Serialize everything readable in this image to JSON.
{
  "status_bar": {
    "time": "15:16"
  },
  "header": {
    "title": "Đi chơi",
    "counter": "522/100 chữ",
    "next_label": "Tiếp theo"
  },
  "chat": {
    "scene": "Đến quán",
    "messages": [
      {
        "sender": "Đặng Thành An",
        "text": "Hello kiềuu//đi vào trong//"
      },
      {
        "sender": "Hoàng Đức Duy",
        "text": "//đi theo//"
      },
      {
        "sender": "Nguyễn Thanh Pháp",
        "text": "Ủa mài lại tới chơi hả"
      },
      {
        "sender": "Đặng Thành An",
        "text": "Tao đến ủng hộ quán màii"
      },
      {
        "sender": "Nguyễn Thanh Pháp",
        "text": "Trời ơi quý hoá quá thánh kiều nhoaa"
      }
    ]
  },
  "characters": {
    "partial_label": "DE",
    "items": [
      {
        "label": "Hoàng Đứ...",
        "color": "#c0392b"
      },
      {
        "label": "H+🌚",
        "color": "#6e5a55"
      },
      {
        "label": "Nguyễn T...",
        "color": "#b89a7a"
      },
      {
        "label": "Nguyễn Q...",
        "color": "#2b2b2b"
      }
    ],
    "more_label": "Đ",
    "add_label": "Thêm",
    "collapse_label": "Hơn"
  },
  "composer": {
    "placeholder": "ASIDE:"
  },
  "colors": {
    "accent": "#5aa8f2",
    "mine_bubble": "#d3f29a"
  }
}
+++
**Short exercise:** Faithfully transcribe the whole of the data.

**Answer for this exercise:**
Serialize everything readable in this image to JSON.
{
  "status_bar": {
    "time": "15:16"
  },
  "header": {
    "title": "Đi chơi",
    "counter": "522/100 chữ",
    "next_label": "Tiếp theo"
  },
  "chat": {
    "scene": "Đến quán",
    "messages": [
      {
        "sender": "Đặng Thành An",
        "text": "Hello kiềuu//đi vào trong//"
      },
      {
        "sender": "Hoàng Đức Duy",
        "text": "//đi theo//"
      },
      {
        "sender": "Nguyễn Thanh Pháp",
        "text": "Ủa mài lại tới chơi hả"
      },
      {
        "sender": "Đặng Thành An",
        "text": "Tao đến ủng hộ quán màii"
      },
      {
        "sender": "Nguyễn Thanh Pháp",
        "text": "Trời ơi quý hoá quá thánh kiều nhoaa"
      }
    ]
  },
  "characters": {
    "partial_label": "DE",
    "items": [
      {
        "label": "Hoàng Đứ...",
        "color": "#c0392b"
      },
      {
        "label": "H+🌚",
        "color": "#6e5a55"
      },
      {
        "label": "Nguyễn T...",
        "color": "#b89a7a"
      },
      {
        "label": "Nguyễn Q...",
        "color": "#2b2b2b"
      }
    ],
    "more_label": "Đ",
    "add_label": "Thêm",
    "collapse_label": "Hơn"
  },
  "composer": {
    "placeholder": "ASIDE:"
  },
  "colors": {
    "accent": "#5aa8f2",
    "mine_bubble": "#d3f29a"
  }
}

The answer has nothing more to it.